**WHAT THE EXERCISE ASKS**
Restate each line word for word. Leave out every picture.

**DATASET CONTENT**
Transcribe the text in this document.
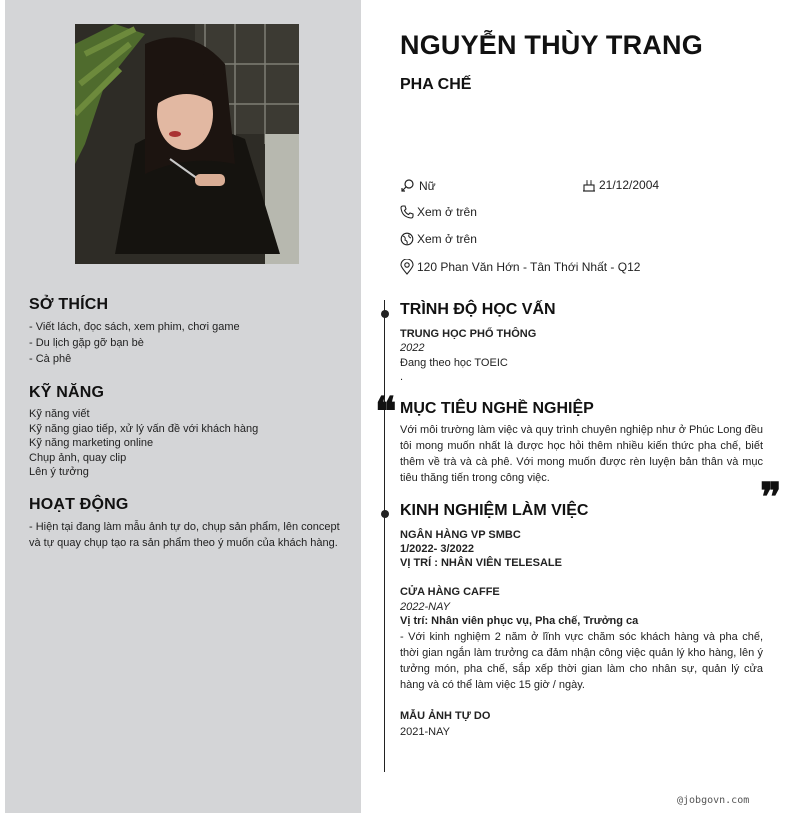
SỞ THÍCH
- Viết lách, đọc sách, xem phim, chơi game
- Du lịch gặp gỡ bạn bè
- Cà phê
KỸ NĂNG
Kỹ năng viết
Kỹ năng giao tiếp, xử lý vấn đề với khách hàng
Kỹ năng marketing online
Chụp ảnh, quay clip
Lên ý tưởng
HOẠT ĐỘNG
- Hiện tại đang làm mẫu ảnh tự do, chụp sản phẩm, lên concept và tự quay chụp tạo ra sản phẩm theo ý muốn của khách hàng.
NGUYỄN THÙY TRANG
PHA CHẾ
Nữ	21/12/2004
Xem ở trên
Xem ở trên
120 Phan Văn Hớn - Tân Thới Nhất - Q12
TRÌNH ĐỘ HỌC VẤN
TRUNG HỌC PHỔ THÔNG
2022
Đang theo học TOEIC
.
❝ MỤC TIÊU NGHỀ NGHIỆP
Với môi trường làm việc và quy trình chuyên nghiệp như ở Phúc Long đều tôi mong muốn nhất là được học hỏi thêm nhiều kiến thức pha chế, biết thêm về trà và cà phê. Với mong muốn được rèn luyện bản thân và mục tiêu thăng tiến trong công việc.	❞
KINH NGHIỆM LÀM VIỆC
NGÂN HÀNG VP SMBC
1/2022- 3/2022
VỊ TRÍ : NHÂN VIÊN TELESALE
CỬA HÀNG CAFFE
2022-NAY
Vị trí: Nhân viên phục vụ, Pha chế, Trưởng ca
- Với kinh nghiệm 2 năm ở lĩnh vực chăm sóc khách hàng và pha chế, thời gian ngắn làm trưởng ca đảm nhận công việc quản lý kho hàng, lên ý tưởng món, pha chế, sắp xếp thời gian làm cho nhân sự, quản lý cửa hàng và có thể làm việc 15 giờ / ngày.
MẪU ẢNH TỰ DO
2021-NAY
@jobgovn.com
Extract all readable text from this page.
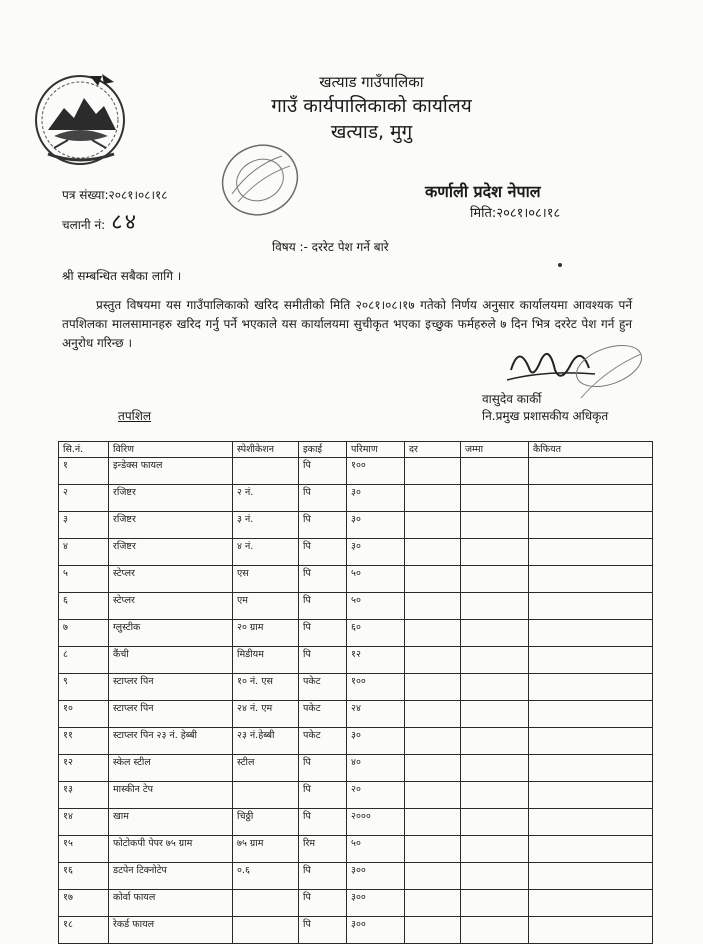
खत्याड गाउँपालिका
गाउँ कार्यपालिकाको कार्यालय
खत्याड, मुगु
पत्र संख्या:२०८१।०८।१८
चलानी नं: ८४
कर्णाली प्रदेश नेपाल
मिति:२०८१।०८।१८
विषय :- दररेट पेश गर्ने बारे
श्री सम्बन्धित सबैका लागि ।
प्रस्तुत विषयमा यस गाउँपालिकाको खरिद समीतीको मिति २०८१।०८।१७ गतेको निर्णय अनुसार कार्यालयमा आवश्यक पर्ने तपशिलका मालसामानहरु खरिद गर्नु पर्ने भएकाले यस कार्यालयमा सुचीकृत भएका इच्छुक फर्महरुले ७ दिन भित्र दररेट पेश गर्न हुन अनुरोध गरिन्छ ।
वासुदेव कार्की
नि.प्रमुख प्रशासकीय अधिकृत
तपशिल
सि.नं.	विरिण	स्पेशीकेशन	इकाई	परिमाण	दर	जम्मा	कैफियत
१	इन्डेक्स फायल		पि	१००			
२	रजिष्टर	२ नं.	पि	३०			
३	रजिष्टर	३ नं.	पि	३०			
४	रजिष्टर	४ नं.	पि	३०			
५	स्टेप्लर	एस	पि	५०			
६	स्टेप्लर	एम	पि	५०			
७	ग्लुस्टीक	२० ग्राम	पि	६०			
८	कैंची	मिडीयम	पि	१२			
९	स्टाप्लर पिन	१० नं. एस	पकेट	१००			
१०	स्टाप्लर पिन	२४ नं. एम	पकेट	२४			
११	स्टाप्लर पिन २३ नं. हेब्बी	२३ नं.हेब्बी	पकेट	३०			
१२	स्केल स्टील	स्टील	पि	४०			
१३	मास्कीन टेप		पि	२०			
१४	खाम	चिठ्ठी	पि	२०००			
१५	फोटोकपी पेपर ७५ ग्राम	७५ ग्राम	रिम	५०			
१६	डटपेन टिक्नोटेप	०.६	पि	३००			
१७	कोर्वा फायल		पि	३००			
१८	रेकर्ड फायल		पि	३००			
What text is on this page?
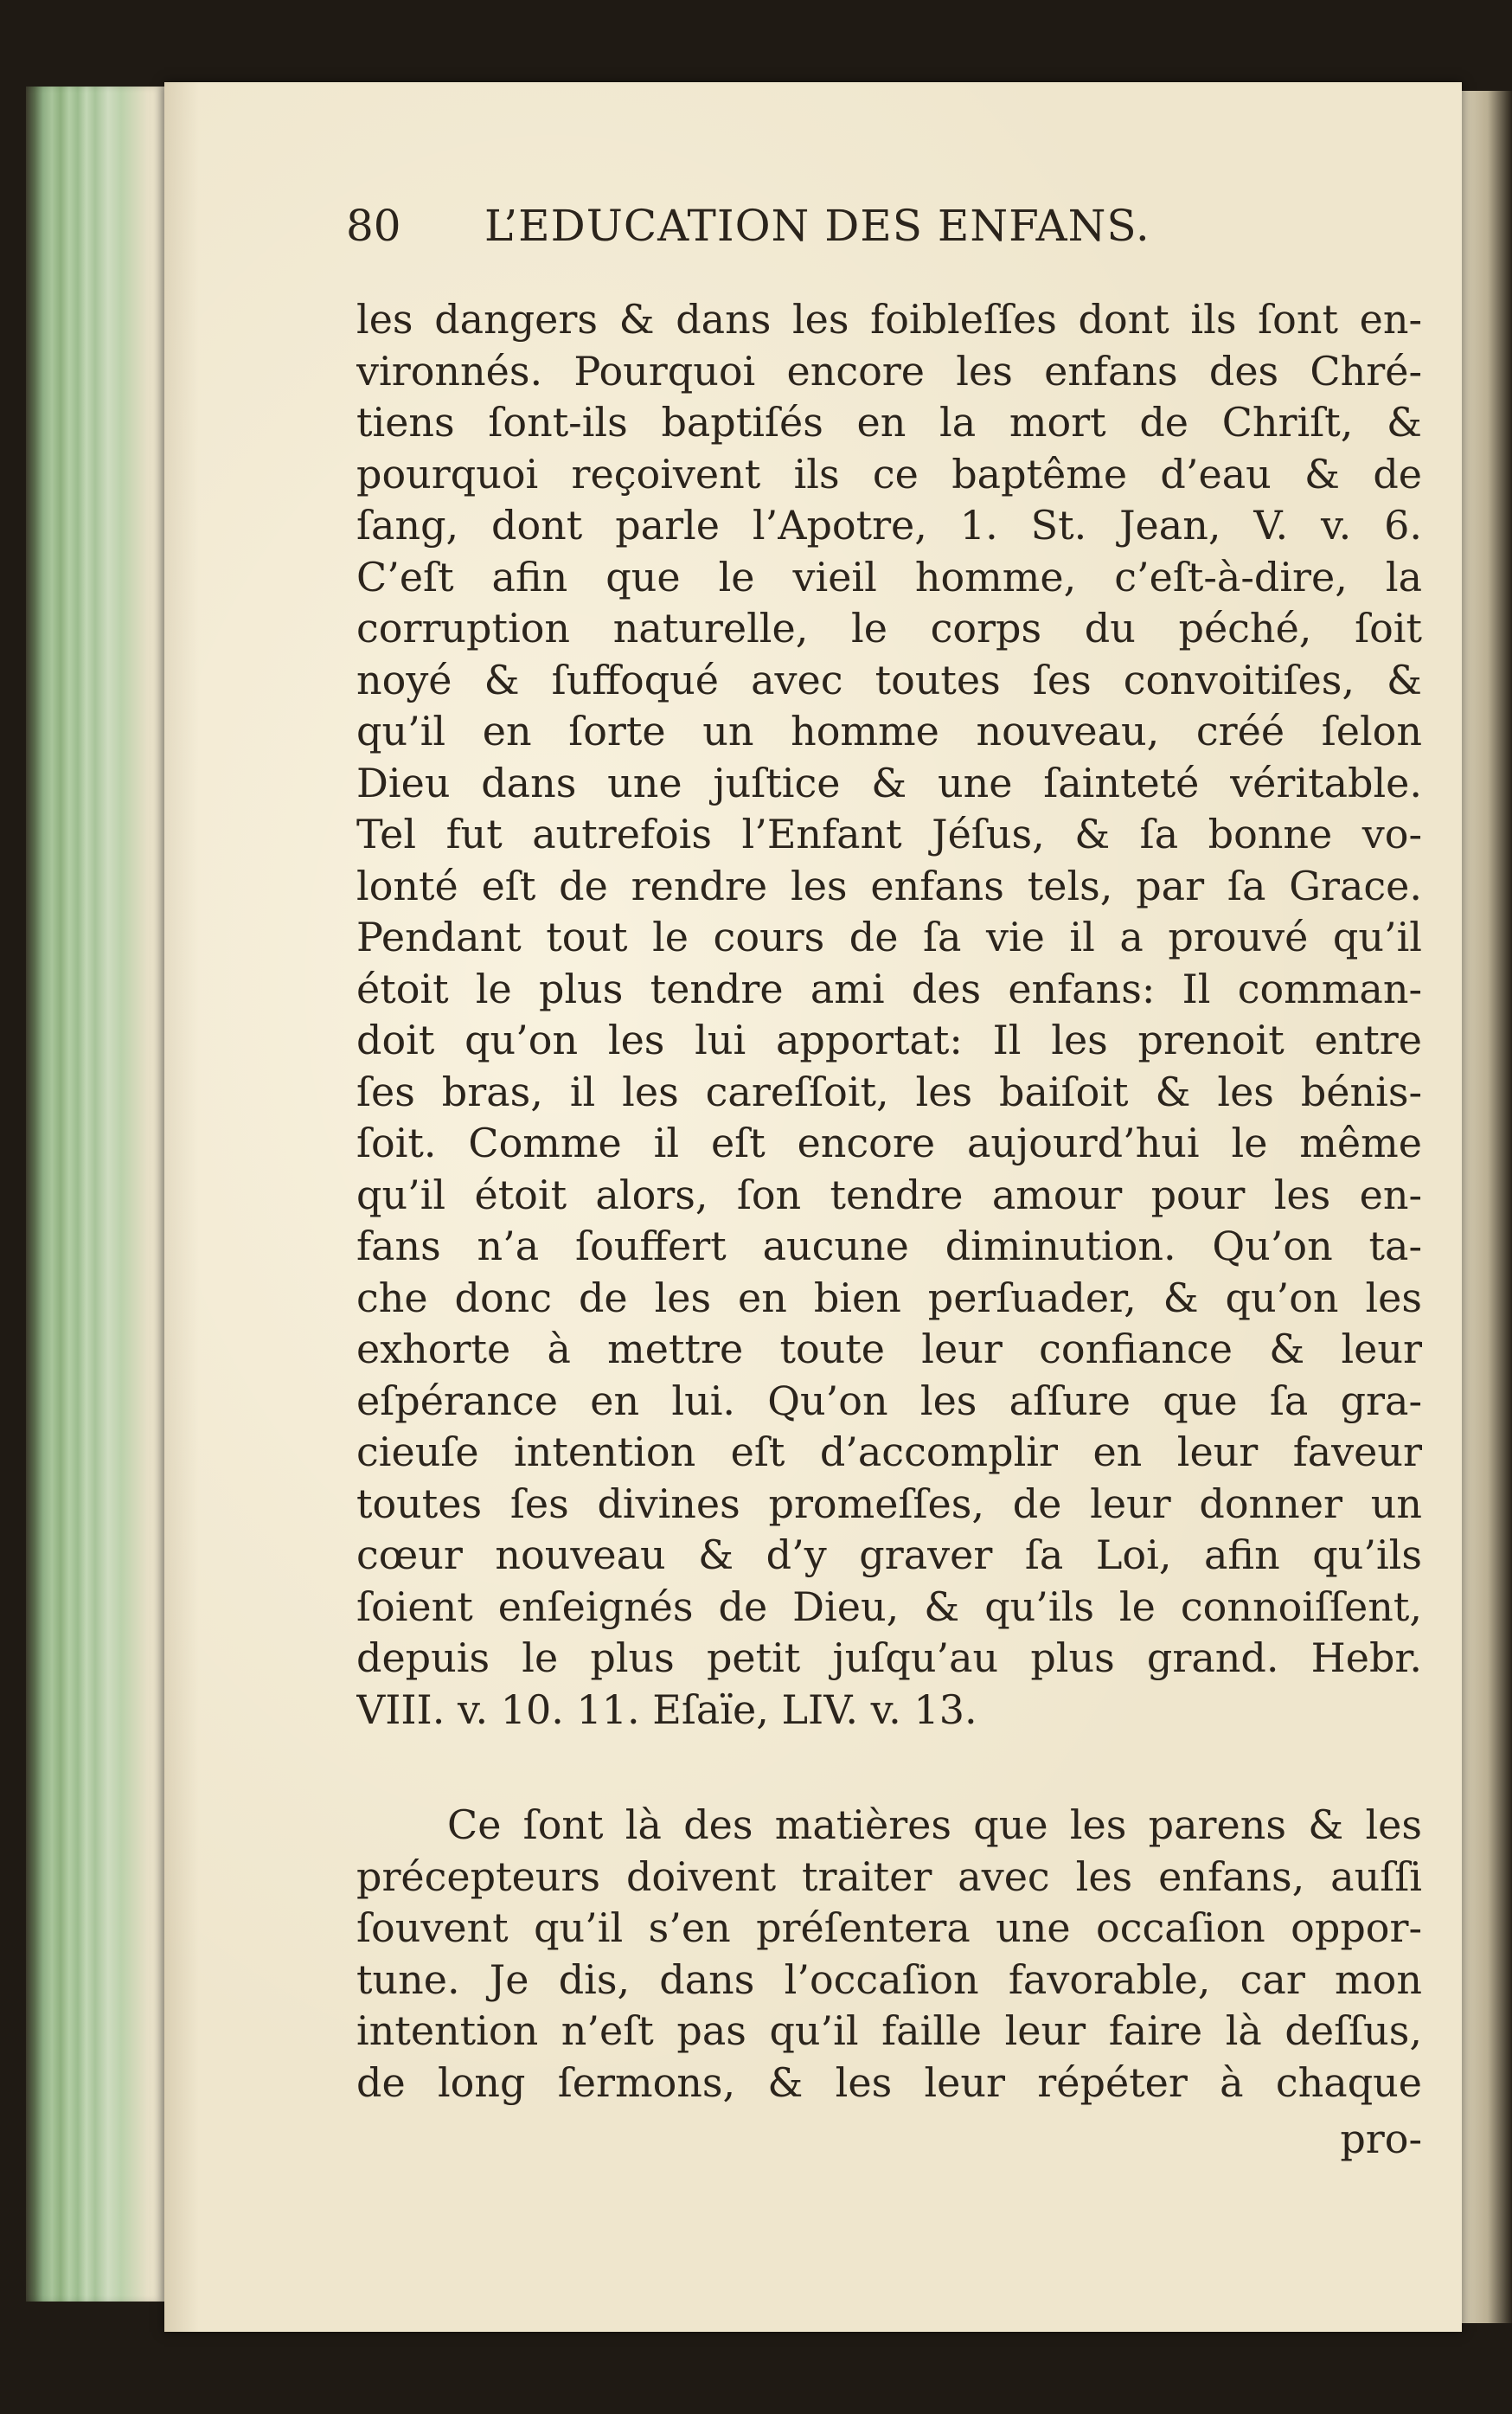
80 L’EDUCATION DES ENFANS.
les dangers & dans les foibleſſes dont ils ſont en-
vironnés. Pourquoi encore les enfans des Chré-
tiens ſont-ils baptiſés en la mort de Chriſt, &
pourquoi reçoivent ils ce baptême d’eau & de
ſang, dont parle l’Apotre, 1. St. Jean, V. v. 6.
C’eſt afin que le vieil homme, c’eſt-à-dire, la
corruption naturelle, le corps du péché, ſoit
noyé & ſuffoqué avec toutes ſes convoitiſes, &
qu’il en ſorte un homme nouveau, créé ſelon
Dieu dans une juſtice & une ſainteté véritable.
Tel fut autrefois l’Enfant Jéſus, & ſa bonne vo-
lonté eſt de rendre les enfans tels, par ſa Grace.
Pendant tout le cours de ſa vie il a prouvé qu’il
étoit le plus tendre ami des enfans: Il comman-
doit qu’on les lui apportat: Il les prenoit entre
ſes bras, il les careſſoit, les baiſoit & les bénis-
ſoit. Comme il eſt encore aujourd’hui le même
qu’il étoit alors, ſon tendre amour pour les en-
fans n’a ſouffert aucune diminution. Qu’on ta-
che donc de les en bien perſuader, & qu’on les
exhorte à mettre toute leur confiance & leur
eſpérance en lui. Qu’on les aſſure que ſa gra-
cieuſe intention eſt d’accomplir en leur faveur
toutes ſes divines promeſſes, de leur donner un
cœur nouveau & d’y graver ſa Loi, afin qu’ils
ſoient enſeignés de Dieu, & qu’ils le connoiſſent,
depuis le plus petit juſqu’au plus grand. Hebr.
VIII. v. 10. 11. Eſaïe, LIV. v. 13.
Ce ſont là des matières que les parens & les
précepteurs doivent traiter avec les enfans, auſſi
ſouvent qu’il s’en préſentera une occaſion oppor-
tune. Je dis, dans l’occaſion favorable, car mon
intention n’eſt pas qu’il faille leur faire là deſſus,
de long ſermons, & les leur répéter à chaque
pro-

**ANSWER TO THIS PROBLEM**
Transcribe the text in this document.
SỞ THÍCH
- Viết lách, đọc sách, xem phim, chơi game
- Du lịch gặp gỡ bạn bè
- Cà phê
KỸ NĂNG
Kỹ năng viết
Kỹ năng giao tiếp, xử lý vấn đề với khách hàng
Kỹ năng marketing online
Chụp ảnh, quay clip
Lên ý tưởng
HOẠT ĐỘNG
- Hiện tại đang làm mẫu ảnh tự do, chụp sản phẩm, lên concept và tự quay chụp tạo ra sản phẩm theo ý muốn của khách hàng.
NGUYỄN THÙY TRANG
PHA CHẾ
Nữ	21/12/2004
Xem ở trên
Xem ở trên
120 Phan Văn Hớn - Tân Thới Nhất - Q12
TRÌNH ĐỘ HỌC VẤN
TRUNG HỌC PHỔ THÔNG
2022
Đang theo học TOEIC
.
❝ MỤC TIÊU NGHỀ NGHIỆP
Với môi trường làm việc và quy trình chuyên nghiệp như ở Phúc Long đều tôi mong muốn nhất là được học hỏi thêm nhiều kiến thức pha chế, biết thêm về trà và cà phê. Với mong muốn được rèn luyện bản thân và mục tiêu thăng tiến trong công việc.	❞
KINH NGHIỆM LÀM VIỆC
NGÂN HÀNG VP SMBC
1/2022- 3/2022
VỊ TRÍ : NHÂN VIÊN TELESALE
CỬA HÀNG CAFFE
2022-NAY
Vị trí: Nhân viên phục vụ, Pha chế, Trưởng ca
- Với kinh nghiệm 2 năm ở lĩnh vực chăm sóc khách hàng và pha chế, thời gian ngắn làm trưởng ca đảm nhận công việc quản lý kho hàng, lên ý tưởng món, pha chế, sắp xếp thời gian làm cho nhân sự, quản lý cửa hàng và có thể làm việc 15 giờ / ngày.
MẪU ẢNH TỰ DO
2021-NAY
@jobgovn.com
Extract all readable text from this page.
खत्याड गाउँपालिका
गाउँ कार्यपालिकाको कार्यालय
खत्याड, मुगु
पत्र संख्या:२०८१।०८।१८
चलानी नं: ८४
कर्णाली प्रदेश नेपाल
मिति:२०८१।०८।१८
विषय :- दररेट पेश गर्ने बारे
श्री सम्बन्धित सबैका लागि ।
प्रस्तुत विषयमा यस गाउँपालिकाको खरिद समीतीको मिति २०८१।०८।१७ गतेको निर्णय अनुसार कार्यालयमा आवश्यक पर्ने तपशिलका मालसामानहरु खरिद गर्नु पर्ने भएकाले यस कार्यालयमा सुचीकृत भएका इच्छुक फर्महरुले ७ दिन भित्र दररेट पेश गर्न हुन अनुरोध गरिन्छ ।
वासुदेव कार्की
नि.प्रमुख प्रशासकीय अधिकृत
तपशिल
सि.नं.	विरिण	स्पेशीकेशन	इकाई	परिमाण	दर	जम्मा	कैफियत
१	इन्डेक्स फायल		पि	१००			
२	रजिष्टर	२ नं.	पि	३०			
३	रजिष्टर	३ नं.	पि	३०			
४	रजिष्टर	४ नं.	पि	३०			
५	स्टेप्लर	एस	पि	५०			
६	स्टेप्लर	एम	पि	५०			
७	ग्लुस्टीक	२० ग्राम	पि	६०			
८	कैंची	मिडीयम	पि	१२			
९	स्टाप्लर पिन	१० नं. एस	पकेट	१००			
१०	स्टाप्लर पिन	२४ नं. एम	पकेट	२४			
११	स्टाप्लर पिन २३ नं. हेब्बी	२३ नं.हेब्बी	पकेट	३०			
१२	स्केल स्टील	स्टील	पि	४०			
१३	मास्कीन टेप		पि	२०			
१४	खाम	चिठ्ठी	पि	२०००			
१५	फोटोकपी पेपर ७५ ग्राम	७५ ग्राम	रिम	५०			
१६	डटपेन टिक्नोटेप	०.६	पि	३००			
१७	कोर्वा फायल		पि	३००			
१८	रेकर्ड फायल		पि	३००			
What text is on this page?
80 L’EDUCATION DES ENFANS.
les dangers & dans les foibleſſes dont ils ſont en-
vironnés. Pourquoi encore les enfans des Chré-
tiens ſont-ils baptiſés en la mort de Chriſt, &
pourquoi reçoivent ils ce baptême d’eau & de
ſang, dont parle l’Apotre, 1. St. Jean, V. v. 6.
C’eſt afin que le vieil homme, c’eſt-à-dire, la
corruption naturelle, le corps du péché, ſoit
noyé & ſuffoqué avec toutes ſes convoitiſes, &
qu’il en ſorte un homme nouveau, créé ſelon
Dieu dans une juſtice & une ſainteté véritable.
Tel fut autrefois l’Enfant Jéſus, & ſa bonne vo-
lonté eſt de rendre les enfans tels, par ſa Grace.
Pendant tout le cours de ſa vie il a prouvé qu’il
étoit le plus tendre ami des enfans: Il comman-
doit qu’on les lui apportat: Il les prenoit entre
ſes bras, il les careſſoit, les baiſoit & les bénis-
ſoit. Comme il eſt encore aujourd’hui le même
qu’il étoit alors, ſon tendre amour pour les en-
fans n’a ſouffert aucune diminution. Qu’on ta-
che donc de les en bien perſuader, & qu’on les
exhorte à mettre toute leur confiance & leur
eſpérance en lui. Qu’on les aſſure que ſa gra-
cieuſe intention eſt d’accomplir en leur faveur
toutes ſes divines promeſſes, de leur donner un
cœur nouveau & d’y graver ſa Loi, afin qu’ils
ſoient enſeignés de Dieu, & qu’ils le connoiſſent,
depuis le plus petit juſqu’au plus grand. Hebr.
VIII. v. 10. 11. Eſaïe, LIV. v. 13.
Ce ſont là des matières que les parens & les
précepteurs doivent traiter avec les enfans, auſſi
ſouvent qu’il s’en préſentera une occaſion oppor-
tune. Je dis, dans l’occaſion favorable, car mon
intention n’eſt pas qu’il faille leur faire là deſſus,
de long ſermons, & les leur répéter à chaque
pro-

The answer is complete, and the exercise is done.